Goal =>
Lines holding the string "relative" are the ones to copy; find them all in the data.

(Figure contents as structured data)
------------------------------------------------
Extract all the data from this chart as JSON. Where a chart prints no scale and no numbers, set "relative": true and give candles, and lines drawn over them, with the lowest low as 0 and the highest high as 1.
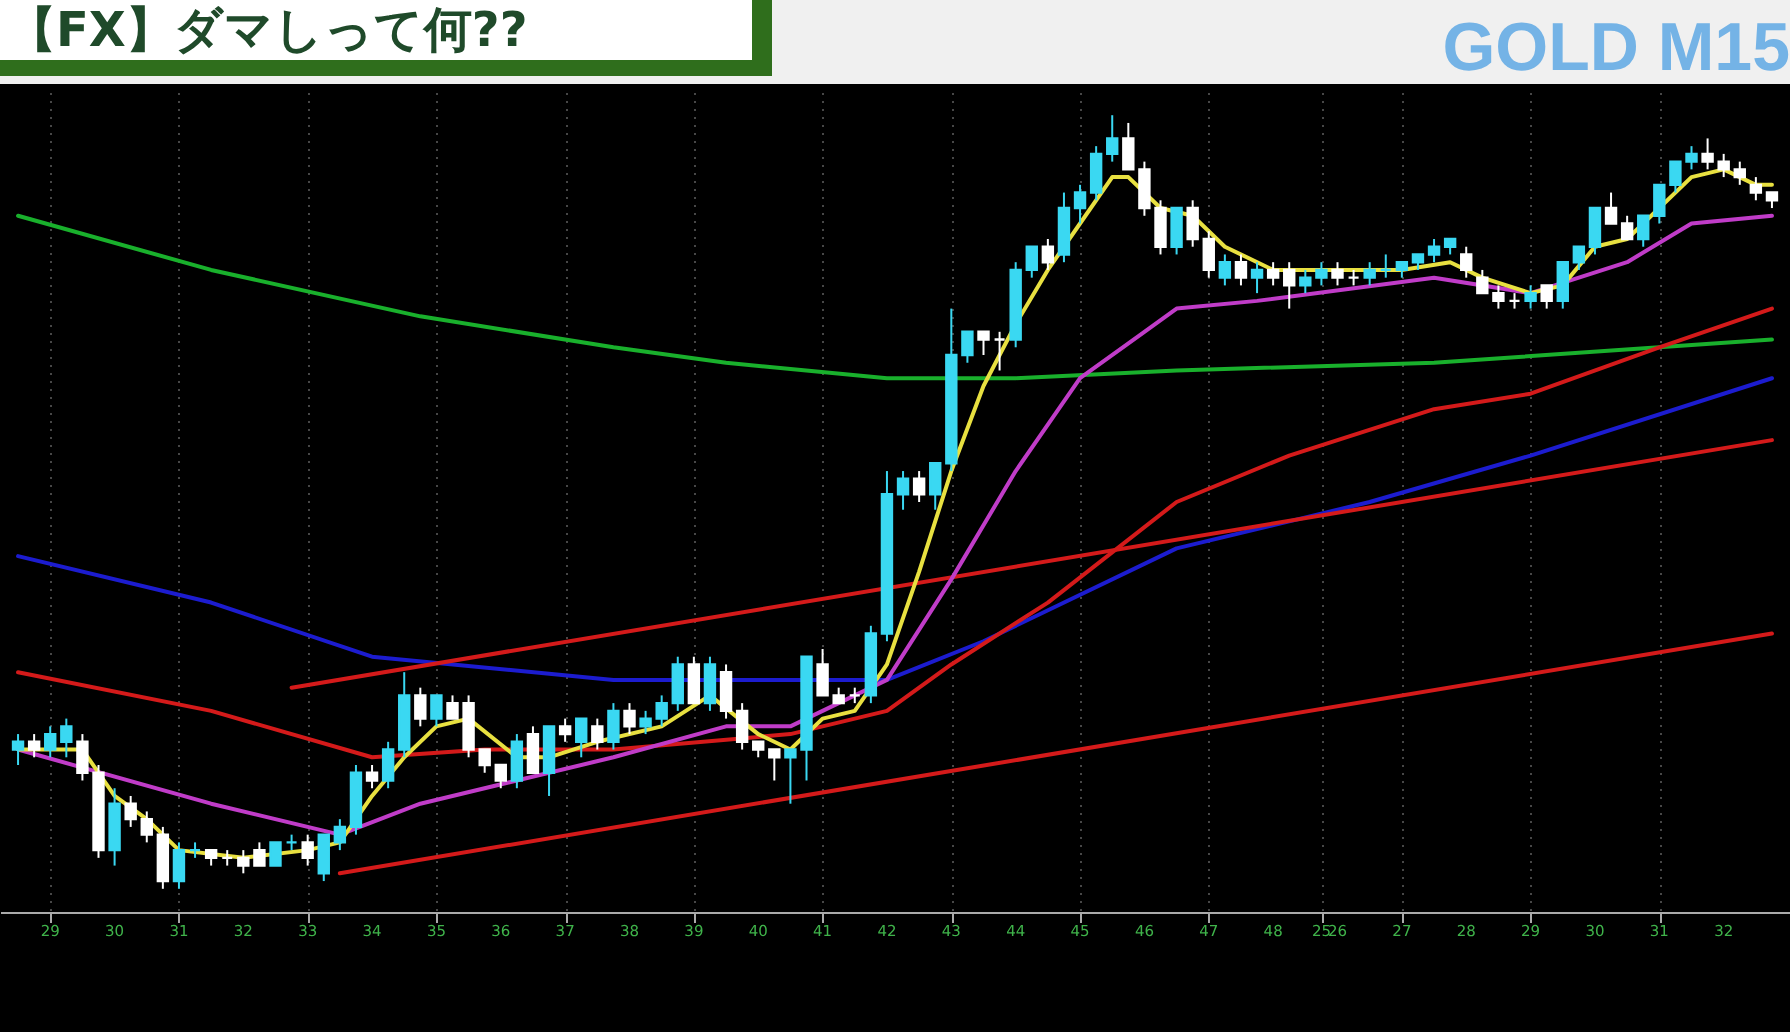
{
  "chart_data": {
    "type": "candlestick",
    "title": "【FX】ダマしって何??",
    "subtitle": "GOLD M15",
    "relative": true,
    "grid": "x",
    "categories": [
      null,
      null,
      "29",
      null,
      null,
      null,
      "30",
      null,
      null,
      null,
      "31",
      null,
      null,
      null,
      "32",
      null,
      null,
      null,
      "33",
      null,
      null,
      null,
      "34",
      null,
      null,
      null,
      "35",
      null,
      null,
      null,
      "36",
      null,
      null,
      null,
      "37",
      null,
      null,
      null,
      "38",
      null,
      null,
      null,
      "39",
      null,
      null,
      null,
      "40",
      null,
      null,
      null,
      "41",
      null,
      null,
      null,
      "42",
      null,
      null,
      null,
      "43",
      null,
      null,
      null,
      "44",
      null,
      null,
      null,
      "45",
      null,
      null,
      null,
      "46",
      null,
      null,
      null,
      "47",
      null,
      null,
      null,
      "48",
      null,
      null,
      "25",
      "26",
      null,
      null,
      null,
      "27",
      null,
      null,
      null,
      "28",
      null,
      null,
      null,
      "29",
      null,
      null,
      null,
      "30",
      null,
      null,
      null,
      "31",
      null,
      null,
      null,
      "32",
      null,
      null,
      null
    ],
    "ohlc": [
      [
        0.18,
        0.2,
        0.16,
        0.19
      ],
      [
        0.19,
        0.2,
        0.17,
        0.18
      ],
      [
        0.18,
        0.21,
        0.17,
        0.2
      ],
      [
        0.19,
        0.22,
        0.17,
        0.21
      ],
      [
        0.19,
        0.2,
        0.14,
        0.15
      ],
      [
        0.15,
        0.16,
        0.04,
        0.05
      ],
      [
        0.05,
        0.13,
        0.03,
        0.11
      ],
      [
        0.11,
        0.12,
        0.08,
        0.09
      ],
      [
        0.09,
        0.1,
        0.06,
        0.07
      ],
      [
        0.07,
        0.08,
        0,
        0.01
      ],
      [
        0.01,
        0.06,
        0,
        0.05
      ],
      [
        0.05,
        0.06,
        0.04,
        0.05
      ],
      [
        0.05,
        0.05,
        0.03,
        0.04
      ],
      [
        0.04,
        0.05,
        0.03,
        0.04
      ],
      [
        0.04,
        0.05,
        0.02,
        0.03
      ],
      [
        0.05,
        0.06,
        0.03,
        0.03
      ],
      [
        0.03,
        0.06,
        0.03,
        0.06
      ],
      [
        0.06,
        0.07,
        0.05,
        0.06
      ],
      [
        0.06,
        0.07,
        0.03,
        0.04
      ],
      [
        0.02,
        0.07,
        0.01,
        0.07
      ],
      [
        0.06,
        0.09,
        0.05,
        0.08
      ],
      [
        0.08,
        0.16,
        0.07,
        0.15
      ],
      [
        0.15,
        0.16,
        0.13,
        0.14
      ],
      [
        0.14,
        0.19,
        0.13,
        0.18
      ],
      [
        0.18,
        0.28,
        0.17,
        0.25
      ],
      [
        0.25,
        0.26,
        0.21,
        0.22
      ],
      [
        0.22,
        0.25,
        0.21,
        0.25
      ],
      [
        0.24,
        0.25,
        0.22,
        0.22
      ],
      [
        0.24,
        0.25,
        0.17,
        0.18
      ],
      [
        0.18,
        0.18,
        0.15,
        0.16
      ],
      [
        0.16,
        0.16,
        0.13,
        0.14
      ],
      [
        0.14,
        0.2,
        0.13,
        0.19
      ],
      [
        0.2,
        0.21,
        0.15,
        0.15
      ],
      [
        0.15,
        0.21,
        0.12,
        0.21
      ],
      [
        0.21,
        0.22,
        0.19,
        0.2
      ],
      [
        0.19,
        0.22,
        0.17,
        0.22
      ],
      [
        0.21,
        0.22,
        0.18,
        0.19
      ],
      [
        0.19,
        0.24,
        0.18,
        0.23
      ],
      [
        0.23,
        0.24,
        0.2,
        0.21
      ],
      [
        0.21,
        0.23,
        0.2,
        0.22
      ],
      [
        0.22,
        0.25,
        0.21,
        0.24
      ],
      [
        0.24,
        0.3,
        0.23,
        0.29
      ],
      [
        0.29,
        0.3,
        0.24,
        0.24
      ],
      [
        0.24,
        0.3,
        0.23,
        0.29
      ],
      [
        0.28,
        0.29,
        0.22,
        0.23
      ],
      [
        0.23,
        0.24,
        0.18,
        0.19
      ],
      [
        0.19,
        0.19,
        0.17,
        0.18
      ],
      [
        0.18,
        0.18,
        0.14,
        0.17
      ],
      [
        0.17,
        0.18,
        0.11,
        0.18
      ],
      [
        0.18,
        0.3,
        0.14,
        0.3
      ],
      [
        0.29,
        0.31,
        0.25,
        0.25
      ],
      [
        0.25,
        0.26,
        0.24,
        0.24
      ],
      [
        0.25,
        0.26,
        0.24,
        0.25
      ],
      [
        0.25,
        0.34,
        0.24,
        0.33
      ],
      [
        0.33,
        0.54,
        0.32,
        0.51
      ],
      [
        0.51,
        0.54,
        0.49,
        0.53
      ],
      [
        0.53,
        0.54,
        0.5,
        0.51
      ],
      [
        0.51,
        0.55,
        0.49,
        0.55
      ],
      [
        0.55,
        0.75,
        0.54,
        0.69
      ],
      [
        0.69,
        0.72,
        0.68,
        0.72
      ],
      [
        0.72,
        0.72,
        0.69,
        0.71
      ],
      [
        0.71,
        0.72,
        0.67,
        0.71
      ],
      [
        0.71,
        0.81,
        0.7,
        0.8
      ],
      [
        0.8,
        0.83,
        0.79,
        0.83
      ],
      [
        0.83,
        0.84,
        0.8,
        0.81
      ],
      [
        0.82,
        0.9,
        0.81,
        0.88
      ],
      [
        0.88,
        0.91,
        0.86,
        0.9
      ],
      [
        0.9,
        0.96,
        0.89,
        0.95
      ],
      [
        0.95,
        1.0,
        0.94,
        0.97
      ],
      [
        0.97,
        0.99,
        0.93,
        0.93
      ],
      [
        0.93,
        0.94,
        0.87,
        0.88
      ],
      [
        0.88,
        0.89,
        0.82,
        0.83
      ],
      [
        0.83,
        0.88,
        0.82,
        0.88
      ],
      [
        0.88,
        0.89,
        0.83,
        0.84
      ],
      [
        0.84,
        0.85,
        0.79,
        0.8
      ],
      [
        0.79,
        0.82,
        0.78,
        0.81
      ],
      [
        0.81,
        0.82,
        0.78,
        0.79
      ],
      [
        0.79,
        0.81,
        0.77,
        0.8
      ],
      [
        0.8,
        0.81,
        0.78,
        0.79
      ],
      [
        0.8,
        0.81,
        0.75,
        0.78
      ],
      [
        0.78,
        0.8,
        0.77,
        0.79
      ],
      [
        0.79,
        0.81,
        0.78,
        0.8
      ],
      [
        0.8,
        0.81,
        0.78,
        0.79
      ],
      [
        0.79,
        0.8,
        0.78,
        0.79
      ],
      [
        0.79,
        0.81,
        0.78,
        0.8
      ],
      [
        0.8,
        0.82,
        0.79,
        0.8
      ],
      [
        0.8,
        0.81,
        0.79,
        0.81
      ],
      [
        0.81,
        0.82,
        0.8,
        0.82
      ],
      [
        0.82,
        0.84,
        0.81,
        0.83
      ],
      [
        0.83,
        0.84,
        0.82,
        0.84
      ],
      [
        0.82,
        0.83,
        0.79,
        0.8
      ],
      [
        0.79,
        0.8,
        0.77,
        0.77
      ],
      [
        0.77,
        0.78,
        0.75,
        0.76
      ],
      [
        0.76,
        0.77,
        0.75,
        0.76
      ],
      [
        0.76,
        0.78,
        0.75,
        0.77
      ],
      [
        0.78,
        0.78,
        0.75,
        0.76
      ],
      [
        0.76,
        0.81,
        0.75,
        0.81
      ],
      [
        0.81,
        0.83,
        0.8,
        0.83
      ],
      [
        0.83,
        0.88,
        0.82,
        0.88
      ],
      [
        0.88,
        0.9,
        0.86,
        0.86
      ],
      [
        0.86,
        0.87,
        0.84,
        0.84
      ],
      [
        0.84,
        0.87,
        0.83,
        0.87
      ],
      [
        0.87,
        0.91,
        0.86,
        0.91
      ],
      [
        0.91,
        0.94,
        0.9,
        0.94
      ],
      [
        0.94,
        0.96,
        0.93,
        0.95
      ],
      [
        0.95,
        0.97,
        0.93,
        0.94
      ],
      [
        0.94,
        0.95,
        0.92,
        0.93
      ],
      [
        0.93,
        0.94,
        0.91,
        0.92
      ],
      [
        0.91,
        0.92,
        0.89,
        0.9
      ],
      [
        0.9,
        0.9,
        0.88,
        0.89
      ]
    ],
    "colors": [
      "#3ad8f2",
      "#ffffff",
      "#3ad8f2",
      "#3ad8f2",
      "#ffffff",
      "#ffffff",
      "#3ad8f2",
      "#ffffff",
      "#ffffff",
      "#ffffff",
      "#3ad8f2",
      "#3ad8f2",
      "#ffffff",
      "#ffffff",
      "#ffffff",
      "#ffffff",
      "#3ad8f2",
      "#3ad8f2",
      "#ffffff",
      "#3ad8f2",
      "#3ad8f2",
      "#3ad8f2",
      "#ffffff",
      "#3ad8f2",
      "#3ad8f2",
      "#ffffff",
      "#3ad8f2",
      "#ffffff",
      "#ffffff",
      "#ffffff",
      "#ffffff",
      "#3ad8f2",
      "#ffffff",
      "#3ad8f2",
      "#ffffff",
      "#3ad8f2",
      "#ffffff",
      "#3ad8f2",
      "#ffffff",
      "#3ad8f2",
      "#3ad8f2",
      "#3ad8f2",
      "#ffffff",
      "#3ad8f2",
      "#ffffff",
      "#ffffff",
      "#ffffff",
      "#ffffff",
      "#3ad8f2",
      "#3ad8f2",
      "#ffffff",
      "#ffffff",
      "#ffffff",
      "#3ad8f2",
      "#3ad8f2",
      "#3ad8f2",
      "#ffffff",
      "#3ad8f2",
      "#3ad8f2",
      "#3ad8f2",
      "#ffffff",
      "#ffffff",
      "#3ad8f2",
      "#3ad8f2",
      "#ffffff",
      "#3ad8f2",
      "#3ad8f2",
      "#3ad8f2",
      "#3ad8f2",
      "#ffffff",
      "#ffffff",
      "#ffffff",
      "#3ad8f2",
      "#ffffff",
      "#ffffff",
      "#3ad8f2",
      "#ffffff",
      "#3ad8f2",
      "#ffffff",
      "#ffffff",
      "#3ad8f2",
      "#3ad8f2",
      "#ffffff",
      "#ffffff",
      "#3ad8f2",
      "#3ad8f2",
      "#3ad8f2",
      "#3ad8f2",
      "#3ad8f2",
      "#3ad8f2",
      "#ffffff",
      "#ffffff",
      "#ffffff",
      "#ffffff",
      "#3ad8f2",
      "#ffffff",
      "#3ad8f2",
      "#3ad8f2",
      "#3ad8f2",
      "#ffffff",
      "#ffffff",
      "#3ad8f2",
      "#3ad8f2",
      "#3ad8f2",
      "#3ad8f2",
      "#ffffff",
      "#ffffff",
      "#ffffff",
      "#ffffff",
      "#ffffff"
    ],
    "series": [
      {
        "type": "line",
        "color": "#19b02c",
        "values": [
          0.87,
          null,
          null,
          null,
          null,
          null,
          null,
          null,
          null,
          null,
          null,
          null,
          0.8,
          null,
          null,
          null,
          null,
          null,
          null,
          null,
          null,
          null,
          null,
          null,
          null,
          0.74,
          null,
          null,
          null,
          null,
          null,
          null,
          null,
          null,
          null,
          null,
          null,
          0.7,
          null,
          null,
          null,
          null,
          null,
          null,
          0.68,
          null,
          null,
          null,
          null,
          null,
          null,
          null,
          null,
          null,
          0.66,
          null,
          null,
          null,
          null,
          null,
          null,
          null,
          0.66,
          null,
          null,
          null,
          null,
          null,
          null,
          null,
          null,
          null,
          0.67,
          null,
          null,
          null,
          null,
          null,
          null,
          null,
          null,
          null,
          null,
          null,
          null,
          null,
          null,
          null,
          0.68,
          null,
          null,
          null,
          null,
          null,
          null,
          null,
          null,
          null,
          null,
          null,
          null,
          null,
          null,
          null,
          null,
          null,
          null,
          null,
          null,
          0.71
        ]
      },
      {
        "type": "line",
        "color": "#1c1ccf",
        "values": [
          0.43,
          null,
          null,
          null,
          null,
          null,
          null,
          null,
          null,
          null,
          null,
          null,
          0.37,
          null,
          null,
          null,
          null,
          null,
          null,
          null,
          null,
          null,
          0.3,
          null,
          null,
          null,
          null,
          null,
          null,
          null,
          null,
          null,
          null,
          null,
          null,
          null,
          null,
          0.27,
          null,
          null,
          null,
          null,
          null,
          null,
          0.27,
          null,
          null,
          null,
          null,
          null,
          null,
          null,
          null,
          null,
          0.27,
          null,
          null,
          null,
          null,
          null,
          0.32,
          null,
          null,
          null,
          null,
          null,
          null,
          null,
          null,
          null,
          null,
          null,
          0.44,
          null,
          null,
          null,
          null,
          null,
          null,
          null,
          null,
          null,
          null,
          null,
          0.5,
          null,
          null,
          null,
          null,
          null,
          null,
          null,
          null,
          null,
          0.56,
          null,
          null,
          null,
          null,
          null,
          null,
          null,
          null,
          null,
          null,
          null,
          null,
          null,
          null,
          0.66
        ]
      },
      {
        "type": "line",
        "color": "#d41a1a",
        "values": [
          0.28,
          null,
          null,
          null,
          null,
          null,
          null,
          null,
          null,
          null,
          null,
          null,
          0.23,
          null,
          null,
          null,
          null,
          null,
          null,
          null,
          null,
          null,
          0.17,
          null,
          null,
          null,
          null,
          null,
          null,
          0.18,
          null,
          null,
          null,
          null,
          null,
          null,
          null,
          0.18,
          null,
          null,
          null,
          null,
          null,
          null,
          null,
          null,
          null,
          null,
          0.2,
          null,
          null,
          null,
          null,
          null,
          0.23,
          null,
          null,
          null,
          0.29,
          null,
          null,
          null,
          null,
          null,
          0.37,
          null,
          null,
          null,
          null,
          null,
          null,
          null,
          0.5,
          null,
          null,
          null,
          null,
          null,
          null,
          0.56,
          null,
          null,
          null,
          null,
          null,
          null,
          null,
          null,
          0.62,
          null,
          null,
          null,
          null,
          null,
          0.64,
          null,
          null,
          null,
          null,
          null,
          null,
          null,
          0.7,
          null,
          null,
          null,
          null,
          null,
          null,
          0.75
        ]
      },
      {
        "type": "line",
        "color": "#d41a1a",
        "values": [
          null,
          null,
          null,
          null,
          null,
          null,
          null,
          null,
          null,
          null,
          null,
          null,
          null,
          null,
          null,
          null,
          null,
          0.26,
          null,
          null,
          null,
          null,
          null,
          null,
          null,
          null,
          null,
          null,
          null,
          null,
          null,
          null,
          null,
          null,
          null,
          null,
          null,
          null,
          null,
          null,
          null,
          null,
          null,
          null,
          null,
          null,
          null,
          null,
          null,
          null,
          null,
          null,
          null,
          null,
          null,
          null,
          null,
          null,
          null,
          null,
          null,
          null,
          null,
          null,
          null,
          null,
          null,
          null,
          null,
          null,
          null,
          null,
          null,
          null,
          null,
          null,
          null,
          null,
          null,
          null,
          null,
          null,
          null,
          null,
          null,
          null,
          null,
          null,
          null,
          null,
          null,
          null,
          null,
          null,
          null,
          null,
          null,
          null,
          null,
          null,
          null,
          null,
          null,
          null,
          null,
          null,
          null,
          null,
          null,
          0.58
        ]
      },
      {
        "type": "line",
        "color": "#d41a1a",
        "values": [
          null,
          null,
          null,
          null,
          null,
          null,
          null,
          null,
          null,
          null,
          null,
          null,
          null,
          null,
          null,
          null,
          null,
          null,
          null,
          null,
          0.02,
          null,
          null,
          null,
          null,
          null,
          null,
          null,
          null,
          null,
          null,
          null,
          null,
          null,
          null,
          null,
          null,
          null,
          null,
          null,
          null,
          null,
          null,
          null,
          null,
          null,
          null,
          null,
          null,
          null,
          null,
          null,
          null,
          null,
          null,
          null,
          null,
          null,
          null,
          null,
          null,
          null,
          null,
          null,
          null,
          null,
          null,
          null,
          null,
          null,
          null,
          null,
          null,
          null,
          null,
          null,
          null,
          null,
          null,
          null,
          null,
          null,
          null,
          null,
          null,
          null,
          null,
          null,
          null,
          null,
          null,
          null,
          null,
          null,
          null,
          null,
          null,
          null,
          null,
          null,
          null,
          null,
          null,
          null,
          null,
          null,
          null,
          null,
          null,
          0.33
        ]
      },
      {
        "type": "line",
        "color": "#c03cc8",
        "values": [
          0.18,
          null,
          null,
          null,
          null,
          null,
          null,
          null,
          null,
          null,
          null,
          null,
          0.11,
          null,
          null,
          null,
          null,
          null,
          null,
          null,
          0.07,
          null,
          null,
          null,
          null,
          0.11,
          null,
          null,
          null,
          null,
          null,
          null,
          null,
          null,
          null,
          null,
          null,
          0.17,
          null,
          null,
          null,
          null,
          null,
          null,
          0.21,
          null,
          null,
          null,
          0.21,
          null,
          null,
          null,
          null,
          null,
          0.27,
          null,
          null,
          null,
          0.4,
          null,
          null,
          null,
          0.54,
          null,
          null,
          null,
          0.66,
          null,
          null,
          null,
          0.72,
          null,
          0.75,
          null,
          null,
          null,
          null,
          0.76,
          null,
          null,
          null,
          null,
          null,
          null,
          null,
          null,
          null,
          null,
          0.79,
          null,
          null,
          null,
          null,
          null,
          0.77,
          null,
          null,
          null,
          null,
          null,
          0.81,
          null,
          null,
          null,
          0.86,
          null,
          null,
          null,
          null,
          0.87
        ]
      },
      {
        "type": "line",
        "color": "#e8e040",
        "values": [
          0.18,
          null,
          null,
          null,
          0.18,
          null,
          0.12,
          null,
          0.09,
          null,
          0.05,
          null,
          null,
          null,
          0.04,
          null,
          null,
          null,
          0.05,
          null,
          0.06,
          null,
          0.12,
          null,
          0.17,
          null,
          0.21,
          null,
          0.22,
          null,
          null,
          0.17,
          null,
          0.17,
          null,
          null,
          0.19,
          null,
          null,
          null,
          0.21,
          null,
          null,
          0.25,
          null,
          null,
          0.2,
          null,
          0.18,
          null,
          0.22,
          null,
          0.23,
          null,
          0.29,
          null,
          0.41,
          null,
          0.54,
          null,
          0.65,
          null,
          0.73,
          null,
          0.8,
          null,
          0.86,
          null,
          0.92,
          0.92,
          null,
          0.88,
          null,
          0.87,
          null,
          0.83,
          null,
          null,
          0.8,
          null,
          null,
          null,
          0.8,
          null,
          null,
          null,
          0.8,
          null,
          null,
          0.81,
          null,
          0.79,
          null,
          null,
          0.77,
          null,
          0.78,
          null,
          0.83,
          null,
          0.84,
          null,
          0.88,
          null,
          0.92,
          null,
          0.93,
          null,
          0.91,
          0.91
        ]
      }
    ]
  }
}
------------------------------------------------
Answer to the exercise =>
Extract all the data from this chart as JSON. Where a chart prints no scale and no numbers, set "relative": true and give candles, and lines drawn over them, with the lowest low as 0 and the highest high as 1.
    "relative": true,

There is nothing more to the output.